Requirements
Leave out the pictures and return every entry exactly as it appears.

** start of Data listing **

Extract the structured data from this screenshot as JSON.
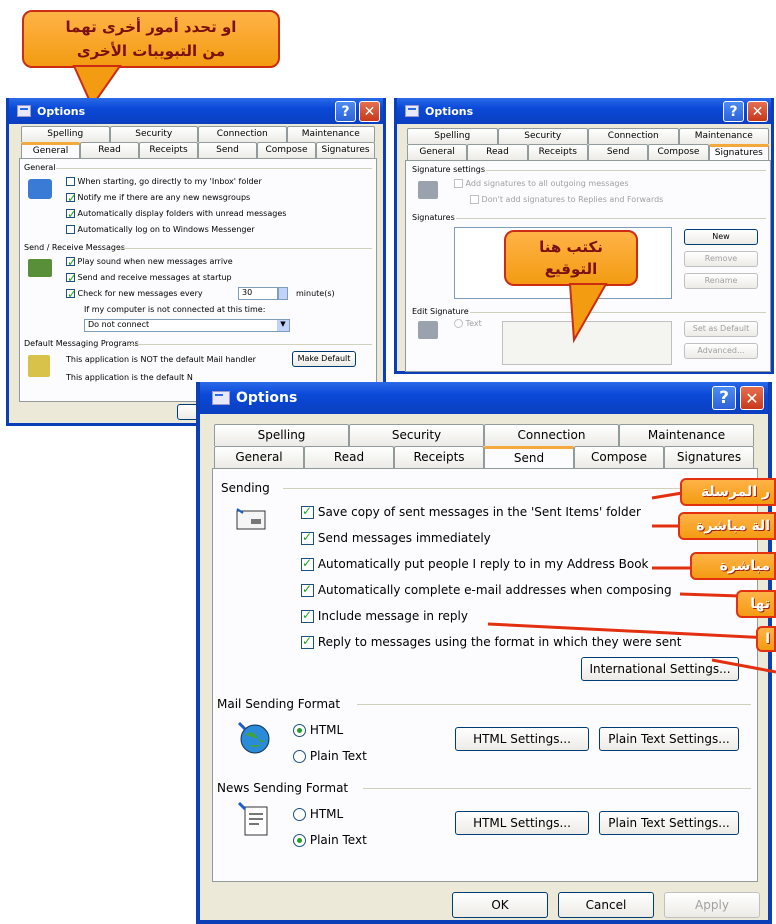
{
  "callouts": {
    "top_line1": "او تحدد أمور أخرى تهما",
    "top_line2": "من التبويبات الأخرى",
    "signature_line1": "نكتب هنا",
    "signature_line2": "التوقيع",
    "side": [
      "ر المرسلة",
      "الة مباشرة",
      "مباشرة",
      "تها",
      "ا"
    ]
  },
  "dialog_general": {
    "title": "Options",
    "tabs_top": [
      "Spelling",
      "Security",
      "Connection",
      "Maintenance"
    ],
    "tabs_bottom": [
      "General",
      "Read",
      "Receipts",
      "Send",
      "Compose",
      "Signatures"
    ],
    "active_tab": "General",
    "group_general": "General",
    "options": [
      {
        "label": "When starting, go directly to my 'Inbox' folder",
        "checked": false
      },
      {
        "label": "Notify me if there are any new newsgroups",
        "checked": true
      },
      {
        "label": "Automatically display folders with unread messages",
        "checked": true
      },
      {
        "label": "Automatically log on to Windows Messenger",
        "checked": false
      }
    ],
    "group_send_receive": "Send / Receive Messages",
    "sr_options": [
      {
        "label": "Play sound when new messages arrive",
        "checked": true
      },
      {
        "label": "Send and receive messages at startup",
        "checked": true
      }
    ],
    "check_every_label": "Check for new messages every",
    "check_every_value": "30",
    "check_every_unit": "minute(s)",
    "not_connected_label": "If my computer is not connected at this time:",
    "not_connected_value": "Do not connect",
    "group_default": "Default Messaging Programs",
    "default_mail": "This application is NOT the default Mail handler",
    "make_default": "Make Default",
    "default_news": "This application is the default N"
  },
  "dialog_signatures": {
    "title": "Options",
    "tabs_top": [
      "Spelling",
      "Security",
      "Connection",
      "Maintenance"
    ],
    "tabs_bottom": [
      "General",
      "Read",
      "Receipts",
      "Send",
      "Compose",
      "Signatures"
    ],
    "active_tab": "Signatures",
    "group_settings": "Signature settings",
    "opt_add": "Add signatures to all outgoing messages",
    "opt_dont": "Don't add signatures to Replies and Forwards",
    "group_signatures": "Signatures",
    "btn_new": "New",
    "btn_remove": "Remove",
    "btn_rename": "Rename",
    "group_edit": "Edit Signature",
    "opt_text": "Text",
    "btn_set_default": "Set as Default",
    "btn_advanced": "Advanced..."
  },
  "dialog_send": {
    "title": "Options",
    "tabs_top": [
      "Spelling",
      "Security",
      "Connection",
      "Maintenance"
    ],
    "tabs_bottom": [
      "General",
      "Read",
      "Receipts",
      "Send",
      "Compose",
      "Signatures"
    ],
    "active_tab": "Send",
    "group_sending": "Sending",
    "sending_options": [
      {
        "label": "Save copy of sent messages in the 'Sent Items' folder",
        "checked": true
      },
      {
        "label": "Send messages immediately",
        "checked": true
      },
      {
        "label": "Automatically put people I reply to in my Address Book",
        "checked": true
      },
      {
        "label": "Automatically complete e-mail addresses when composing",
        "checked": true
      },
      {
        "label": "Include message in reply",
        "checked": true
      },
      {
        "label": "Reply to messages using the format in which they were sent",
        "checked": true
      }
    ],
    "btn_international": "International Settings...",
    "group_mail_format": "Mail Sending Format",
    "mail_html": "HTML",
    "mail_plain": "Plain Text",
    "mail_selected": "HTML",
    "group_news_format": "News Sending Format",
    "news_html": "HTML",
    "news_plain": "Plain Text",
    "news_selected": "Plain Text",
    "btn_html_settings": "HTML Settings...",
    "btn_plain_settings": "Plain Text Settings...",
    "btn_ok": "OK",
    "btn_cancel": "Cancel",
    "btn_apply": "Apply"
  },
  "colors": {
    "xp_blue": "#0a49d8",
    "dialog_bg": "#ece9d8",
    "callout_orange": "#f39c12",
    "callout_border": "#cc2b14"
  }
}
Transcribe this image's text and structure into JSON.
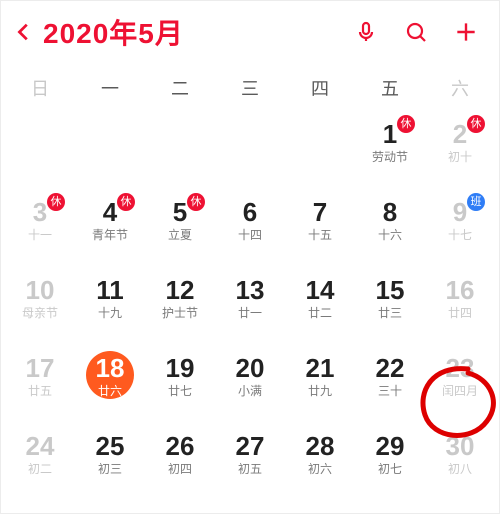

** end of Data listing **

Full response
Extract the structured data from this screenshot as JSON.
{
  "callouts": {
    "top_line1": "او تحدد أمور أخرى تهما",
    "top_line2": "من التبويبات الأخرى",
    "signature_line1": "نكتب هنا",
    "signature_line2": "التوقيع",
    "side": [
      "ر المرسلة",
      "الة مباشرة",
      "مباشرة",
      "تها",
      "ا"
    ]
  },
  "dialog_general": {
    "title": "Options",
    "tabs_top": [
      "Spelling",
      "Security",
      "Connection",
      "Maintenance"
    ],
    "tabs_bottom": [
      "General",
      "Read",
      "Receipts",
      "Send",
      "Compose",
      "Signatures"
    ],
    "active_tab": "General",
    "group_general": "General",
    "options": [
      {
        "label": "When starting, go directly to my 'Inbox' folder",
        "checked": false
      },
      {
        "label": "Notify me if there are any new newsgroups",
        "checked": true
      },
      {
        "label": "Automatically display folders with unread messages",
        "checked": true
      },
      {
        "label": "Automatically log on to Windows Messenger",
        "checked": false
      }
    ],
    "group_send_receive": "Send / Receive Messages",
    "sr_options": [
      {
        "label": "Play sound when new messages arrive",
        "checked": true
      },
      {
        "label": "Send and receive messages at startup",
        "checked": true
      }
    ],
    "check_every_label": "Check for new messages every",
    "check_every_value": "30",
    "check_every_unit": "minute(s)",
    "not_connected_label": "If my computer is not connected at this time:",
    "not_connected_value": "Do not connect",
    "group_default": "Default Messaging Programs",
    "default_mail": "This application is NOT the default Mail handler",
    "make_default": "Make Default",
    "default_news": "This application is the default N"
  },
  "dialog_signatures": {
    "title": "Options",
    "tabs_top": [
      "Spelling",
      "Security",
      "Connection",
      "Maintenance"
    ],
    "tabs_bottom": [
      "General",
      "Read",
      "Receipts",
      "Send",
      "Compose",
      "Signatures"
    ],
    "active_tab": "Signatures",
    "group_settings": "Signature settings",
    "opt_add": "Add signatures to all outgoing messages",
    "opt_dont": "Don't add signatures to Replies and Forwards",
    "group_signatures": "Signatures",
    "btn_new": "New",
    "btn_remove": "Remove",
    "btn_rename": "Rename",
    "group_edit": "Edit Signature",
    "opt_text": "Text",
    "btn_set_default": "Set as Default",
    "btn_advanced": "Advanced..."
  },
  "dialog_send": {
    "title": "Options",
    "tabs_top": [
      "Spelling",
      "Security",
      "Connection",
      "Maintenance"
    ],
    "tabs_bottom": [
      "General",
      "Read",
      "Receipts",
      "Send",
      "Compose",
      "Signatures"
    ],
    "active_tab": "Send",
    "group_sending": "Sending",
    "sending_options": [
      {
        "label": "Save copy of sent messages in the 'Sent Items' folder",
        "checked": true
      },
      {
        "label": "Send messages immediately",
        "checked": true
      },
      {
        "label": "Automatically put people I reply to in my Address Book",
        "checked": true
      },
      {
        "label": "Automatically complete e-mail addresses when composing",
        "checked": true
      },
      {
        "label": "Include message in reply",
        "checked": true
      },
      {
        "label": "Reply to messages using the format in which they were sent",
        "checked": true
      }
    ],
    "btn_international": "International Settings...",
    "group_mail_format": "Mail Sending Format",
    "mail_html": "HTML",
    "mail_plain": "Plain Text",
    "mail_selected": "HTML",
    "group_news_format": "News Sending Format",
    "news_html": "HTML",
    "news_plain": "Plain Text",
    "news_selected": "Plain Text",
    "btn_html_settings": "HTML Settings...",
    "btn_plain_settings": "Plain Text Settings...",
    "btn_ok": "OK",
    "btn_cancel": "Cancel",
    "btn_apply": "Apply"
  },
  "colors": {
    "xp_blue": "#0a49d8",
    "dialog_bg": "#ece9d8",
    "callout_orange": "#f39c12",
    "callout_border": "#cc2b14"
  }
}
Transcribe this image's text and structure into JSON.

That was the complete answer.